## GOAL
Copy the rows word for word, starting at the first row and ending at the line that contains "101, 312, 111]". Leave the pictures out.

########################################

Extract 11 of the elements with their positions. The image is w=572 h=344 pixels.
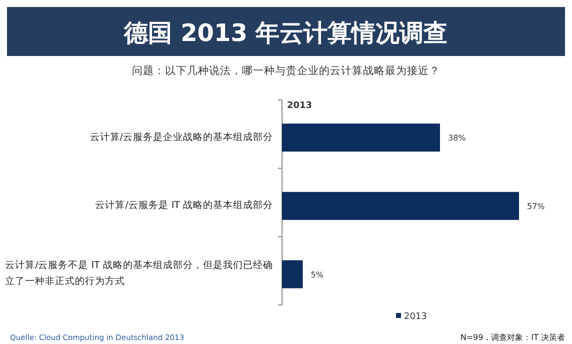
y-tick-label: 云计算/云服务是 IT 战略的基本组成部分	[95, 198, 273, 213]
chart-title: 德国 2013 年云计算情况调查	[123, 19, 448, 47]
text: N=99，调查对象：IT 决策者	[460, 333, 565, 342]
y-tick-label: 云计算/云服务是企业战略的基本组成部分	[90, 130, 273, 145]
annotation: 2013	[287, 101, 312, 111]
data-label: 57%	[527, 202, 546, 211]
data-label: 5%	[310, 270, 324, 280]
legend-label: 2013	[404, 312, 427, 322]
chart-subtitle: 问题：以下几种说法，哪一种与贵企业的云计算战略最为接近？	[132, 64, 440, 77]
y-tick-label: 云计算/云服务不是 IT 战略的基本组成部分，但是我们已经确立了一种非正式的行为方式	[5, 259, 273, 290]
data-label: 38%	[448, 134, 466, 143]
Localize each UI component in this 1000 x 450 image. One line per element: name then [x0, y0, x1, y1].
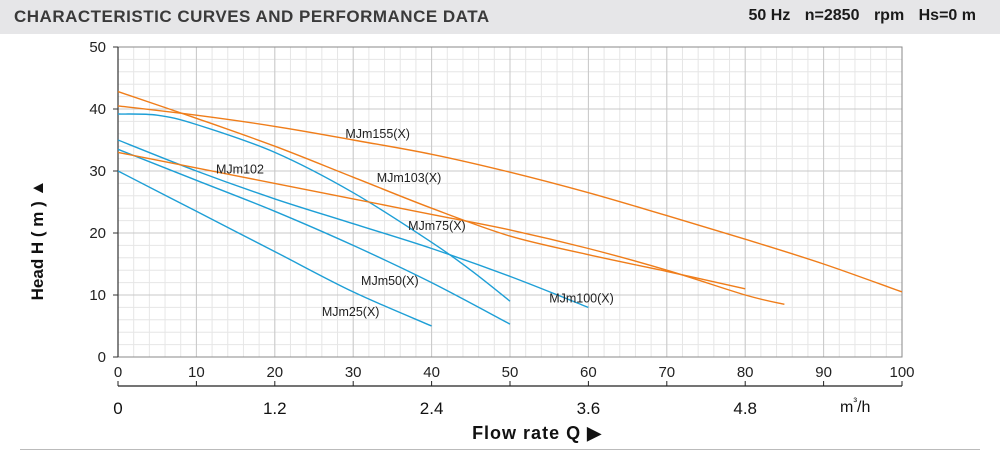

########################################

## RESPONSE FOR THIS EXERCISE
Extract 11 of the elements with their positions. The image is w=572 h=344 pixels.
y-tick-label: 云计算/云服务是 IT 战略的基本组成部分	[95, 198, 273, 213]
chart-title: 德国 2013 年云计算情况调查	[123, 19, 448, 47]
text: N=99，调查对象：IT 决策者	[460, 333, 565, 342]
y-tick-label: 云计算/云服务是企业战略的基本组成部分	[90, 130, 273, 145]
annotation: 2013	[287, 101, 312, 111]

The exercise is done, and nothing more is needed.